Problems:
1 – Translate this sentence from the passage on sharing a product vision into Spanish: "Choosing the right tools, outputs, and level of detail for your audience is vital to ensure your message makes a successful impact."
2 – Reproduce word for word the part of the passage on sharing a product vision between "As a Product" and "communicate your vision.", inclusive.

>> Start Quoted text

Lea Hickman, from Silicon Valley Product Group, was responsible for the product vision and strategy of Adobe’s Creative Cloud. About that, she once said, “A product manager has to be obsessive about getting their story out and repeating it.”

As a Product professional, it’s your job to convey the product vision to everyone involved, from internal teams to all stakeholders. It sounds hard, right? Well, it is.

It’s especially hard if you consider you need to address different audiences, with their own set of perspectives, knowledge levels, and desired outcomes. That’s why you need to make use of different mediums and combine them to consistently and thoroughly communicate your vision.

Choosing the right tools, outputs, and level of detail for your audience is vital to ensure your message makes a successful impact.

Here are some options to share your vision, when to utilize them, and with whom:

  • Sketches: A rough hand drawing of what you’re trying to accomplish is often all you need to spark meaningful conversations and clarify confusing aspects. Start here when designing new screens or flows.

  • Wireframes: This is the next step after sketches. A wireframe provides more detail, but it’s still not a full-fledged view of what you’re planning to build. Use wireframes to support discussions within the team and to get high-level effort estimations from developers. You can also use them to receive feedback from potential users to ensure you’re headed in the right direction.

  • Screenshots: These come after the initial validation with wireframes and provide a pixel-perfect representation of your thoughts. They allow for more accurate estimations and detailed conversations with developers and customers.

  • Prototypes: Plenty of design tools allow you to create prototypes easily, but I recommend Figma and Invision. By building a prototype, you arrive at a tangible mock version of your site or application. Get the prototypes into your team members’ hands and see the magic happen: confusing aspects of your design will surface and questions about functionality will arise. This will help you think of edge cases and see your product from diverse perspectives.

>> End Quoted text
>> Start Source material

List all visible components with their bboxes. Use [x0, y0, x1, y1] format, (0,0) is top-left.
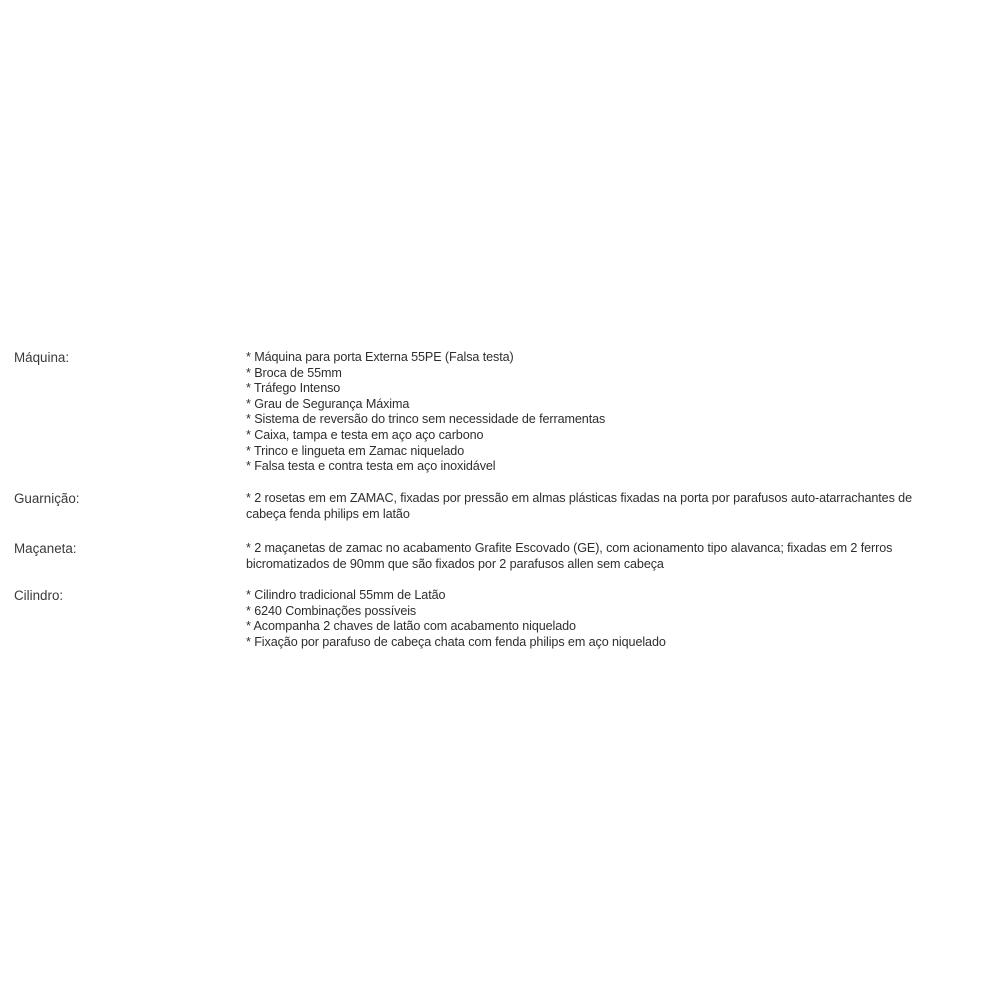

>> End Source material

List of solutions:
1 – Elegir las herramientas, los resultados y el nivel de detalle adecuados para tu público es fundamental para asegurar que tu mensaje tenga un impacto exitoso.

2 –
As a Product professional, it’s your job to convey the product vision to everyone involved, from internal teams to all stakeholders. It sounds hard, right? Well, it is.

It’s especially hard if you consider you need to address different audiences, with their own set of perspectives, knowledge levels, and desired outcomes. That’s why you need to make use of different mediums and combine them to consistently and thoroughly communicate your vision.